> **Provided material**:
* Start *

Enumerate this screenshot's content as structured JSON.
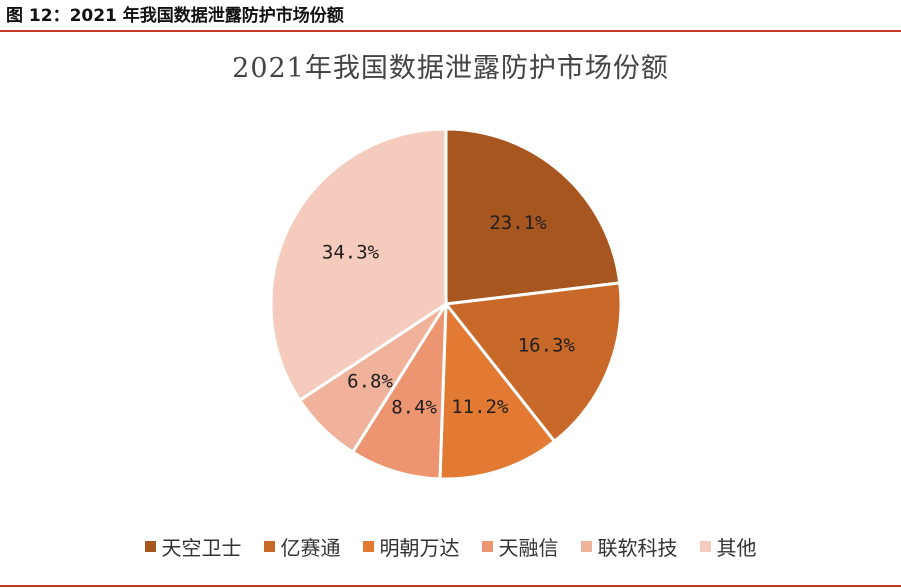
{
  "caption": "图 12：2021 年我国数据泄露防护市场份额",
  "chart_data": {
    "type": "pie",
    "title": "2021年我国数据泄露防护市场份额",
    "legend_position": "bottom",
    "slices": [
      {
        "name": "天空卫士",
        "value": 23.1,
        "label": "23.1%",
        "color": "#a8561f"
      },
      {
        "name": "亿赛通",
        "value": 16.3,
        "label": "16.3%",
        "color": "#c8692a"
      },
      {
        "name": "明朝万达",
        "value": 11.2,
        "label": "11.2%",
        "color": "#e27a33"
      },
      {
        "name": "天融信",
        "value": 8.4,
        "label": "8.4%",
        "color": "#ec9570"
      },
      {
        "name": "联软科技",
        "value": 6.8,
        "label": "6.8%",
        "color": "#f0b29a"
      },
      {
        "name": "其他",
        "value": 34.3,
        "label": "34.3%",
        "color": "#f5cbbd"
      }
    ]
  }
}
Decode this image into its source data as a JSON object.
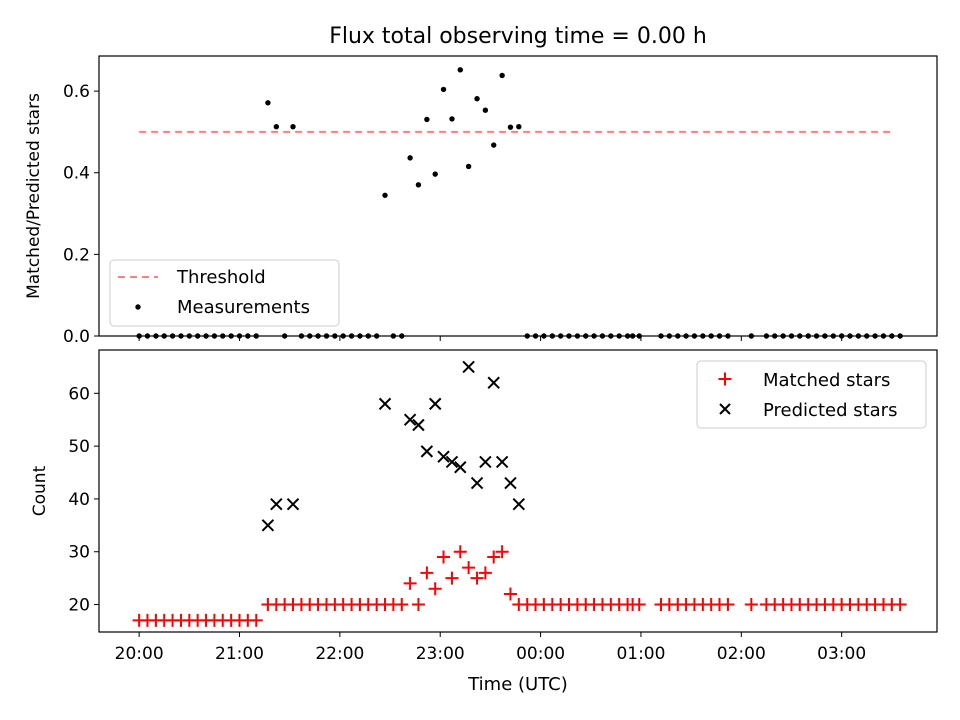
{
  "chart_data": {
    "title": "Flux total observing time = 0.00 h",
    "xlabel": "Time (UTC)",
    "x_unit": "hours after 20:00 UTC",
    "xlim": [
      -0.4,
      7.95
    ],
    "xticks": [
      {
        "value": 0,
        "label": "20:00"
      },
      {
        "value": 1,
        "label": "21:00"
      },
      {
        "value": 2,
        "label": "22:00"
      },
      {
        "value": 3,
        "label": "23:00"
      },
      {
        "value": 4,
        "label": "00:00"
      },
      {
        "value": 5,
        "label": "01:00"
      },
      {
        "value": 6,
        "label": "02:00"
      },
      {
        "value": 7,
        "label": "03:00"
      }
    ],
    "x": [
      0.0,
      0.083,
      0.167,
      0.25,
      0.333,
      0.417,
      0.5,
      0.583,
      0.667,
      0.75,
      0.833,
      0.917,
      1.0,
      1.083,
      1.167,
      1.283,
      1.367,
      1.45,
      1.533,
      1.617,
      1.7,
      1.783,
      1.867,
      1.95,
      2.033,
      2.117,
      2.2,
      2.283,
      2.367,
      2.45,
      2.533,
      2.617,
      2.7,
      2.783,
      2.867,
      2.95,
      3.033,
      3.117,
      3.2,
      3.283,
      3.367,
      3.45,
      3.533,
      3.617,
      3.7,
      3.783,
      3.867,
      3.95,
      4.033,
      4.117,
      4.2,
      4.283,
      4.367,
      4.45,
      4.533,
      4.617,
      4.7,
      4.783,
      4.867,
      4.917,
      4.983,
      5.2,
      5.283,
      5.367,
      5.45,
      5.533,
      5.617,
      5.7,
      5.783,
      5.867,
      6.1,
      6.25,
      6.333,
      6.417,
      6.5,
      6.583,
      6.667,
      6.75,
      6.833,
      6.917,
      7.0,
      7.083,
      7.167,
      7.25,
      7.333,
      7.417,
      7.5,
      7.583
    ],
    "panels": [
      {
        "ylabel": "Matched/Predicted stars",
        "ylim": [
          0,
          0.686
        ],
        "yticks": [
          0.0,
          0.2,
          0.4,
          0.6
        ],
        "ytick_labels": [
          "0.0",
          "0.2",
          "0.4",
          "0.6"
        ],
        "legend_position": "lower-left",
        "threshold": {
          "name": "Threshold",
          "value": 0.5,
          "x_range": [
            0,
            7.5
          ],
          "color": "#ff7f7f"
        },
        "series": [
          {
            "name": "Measurements",
            "marker": "dot",
            "color": "#000000",
            "values": [
              0,
              0,
              0,
              0,
              0,
              0,
              0,
              0,
              0,
              0,
              0,
              0,
              0,
              0,
              0,
              0.5714,
              0.5128,
              0,
              0.5128,
              0,
              0,
              0,
              0,
              0,
              0,
              0,
              0,
              0,
              0,
              0.3448,
              0,
              0,
              0.4364,
              0.3704,
              0.5306,
              0.3966,
              0.6042,
              0.5319,
              0.6522,
              0.4154,
              0.5814,
              0.5532,
              0.4677,
              0.6383,
              0.5116,
              0.5128,
              0,
              0,
              0,
              0,
              0,
              0,
              0,
              0,
              0,
              0,
              0,
              0,
              0,
              0,
              0,
              0,
              0,
              0,
              0,
              0,
              0,
              0,
              0,
              0,
              0,
              0,
              0,
              0,
              0,
              0,
              0,
              0,
              0,
              0,
              0,
              0,
              0,
              0,
              0,
              0,
              0,
              0
            ]
          }
        ]
      },
      {
        "ylabel": "Count",
        "ylim": [
          14.8,
          68.2
        ],
        "yticks": [
          20,
          30,
          40,
          50,
          60
        ],
        "ytick_labels": [
          "20",
          "30",
          "40",
          "50",
          "60"
        ],
        "legend_position": "upper-right",
        "series": [
          {
            "name": "Matched stars",
            "marker": "plus",
            "color": "#ff0000",
            "values": [
              17,
              17,
              17,
              17,
              17,
              17,
              17,
              17,
              17,
              17,
              17,
              17,
              17,
              17,
              17,
              20,
              20,
              20,
              20,
              20,
              20,
              20,
              20,
              20,
              20,
              20,
              20,
              20,
              20,
              20,
              20,
              20,
              24,
              20,
              26,
              23,
              29,
              25,
              30,
              27,
              25,
              26,
              29,
              30,
              22,
              20,
              20,
              20,
              20,
              20,
              20,
              20,
              20,
              20,
              20,
              20,
              20,
              20,
              20,
              20,
              20,
              20,
              20,
              20,
              20,
              20,
              20,
              20,
              20,
              20,
              20,
              20,
              20,
              20,
              20,
              20,
              20,
              20,
              20,
              20,
              20,
              20,
              20,
              20,
              20,
              20,
              20,
              20
            ]
          },
          {
            "name": "Predicted stars",
            "marker": "x",
            "color": "#000000",
            "x": [
              1.283,
              1.367,
              1.533,
              2.45,
              2.7,
              2.783,
              2.867,
              2.95,
              3.033,
              3.117,
              3.2,
              3.283,
              3.367,
              3.45,
              3.533,
              3.617,
              3.7,
              3.783
            ],
            "values": [
              35,
              39,
              39,
              58,
              55,
              54,
              49,
              58,
              48,
              47,
              46,
              65,
              43,
              47,
              62,
              47,
              43,
              39
            ]
          }
        ]
      }
    ]
  }
}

* End *

Report how many lines of the records above contain the word "stars", giving only the number.

3